Source records
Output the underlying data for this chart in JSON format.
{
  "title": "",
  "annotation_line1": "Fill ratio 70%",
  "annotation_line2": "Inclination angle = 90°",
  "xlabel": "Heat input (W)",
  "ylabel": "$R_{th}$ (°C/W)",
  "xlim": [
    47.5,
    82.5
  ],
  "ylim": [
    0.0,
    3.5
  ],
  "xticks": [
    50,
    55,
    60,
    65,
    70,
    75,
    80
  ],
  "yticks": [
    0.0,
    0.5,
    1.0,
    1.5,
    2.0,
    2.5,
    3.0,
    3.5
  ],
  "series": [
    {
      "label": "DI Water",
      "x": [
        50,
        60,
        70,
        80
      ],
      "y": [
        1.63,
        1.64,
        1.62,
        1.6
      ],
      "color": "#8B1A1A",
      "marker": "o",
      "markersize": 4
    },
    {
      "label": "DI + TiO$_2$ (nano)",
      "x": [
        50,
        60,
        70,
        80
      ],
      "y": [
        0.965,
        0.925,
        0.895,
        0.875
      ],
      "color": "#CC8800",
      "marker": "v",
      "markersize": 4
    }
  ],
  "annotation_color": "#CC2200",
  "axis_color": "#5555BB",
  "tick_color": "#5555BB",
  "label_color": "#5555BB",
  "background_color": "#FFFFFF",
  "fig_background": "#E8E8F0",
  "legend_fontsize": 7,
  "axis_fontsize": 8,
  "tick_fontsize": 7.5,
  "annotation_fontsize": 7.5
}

§ **What needs to be done**: All of the entries above should be written out again exactly.

§ **Solution to this task**:
Output the underlying data for this chart in JSON format.
{
  "title": "",
  "annotation_line1": "Fill ratio 70%",
  "annotation_line2": "Inclination angle = 90°",
  "xlabel": "Heat input (W)",
  "ylabel": "$R_{th}$ (°C/W)",
  "xlim": [
    47.5,
    82.5
  ],
  "ylim": [
    0.0,
    3.5
  ],
  "xticks": [
    50,
    55,
    60,
    65,
    70,
    75,
    80
  ],
  "yticks": [
    0.0,
    0.5,
    1.0,
    1.5,
    2.0,
    2.5,
    3.0,
    3.5
  ],
  "series": [
    {
      "label": "DI Water",
      "x": [
        50,
        60,
        70,
        80
      ],
      "y": [
        1.63,
        1.64,
        1.62,
        1.6
      ],
      "color": "#8B1A1A",
      "marker": "o",
      "markersize": 4
    },
    {
      "label": "DI + TiO$_2$ (nano)",
      "x": [
        50,
        60,
        70,
        80
      ],
      "y": [
        0.965,
        0.925,
        0.895,
        0.875
      ],
      "color": "#CC8800",
      "marker": "v",
      "markersize": 4
    }
  ],
  "annotation_color": "#CC2200",
  "axis_color": "#5555BB",
  "tick_color": "#5555BB",
  "label_color": "#5555BB",
  "background_color": "#FFFFFF",
  "fig_background": "#E8E8F0",
  "legend_fontsize": 7,
  "axis_fontsize": 8,
  "tick_fontsize": 7.5,
  "annotation_fontsize": 7.5
}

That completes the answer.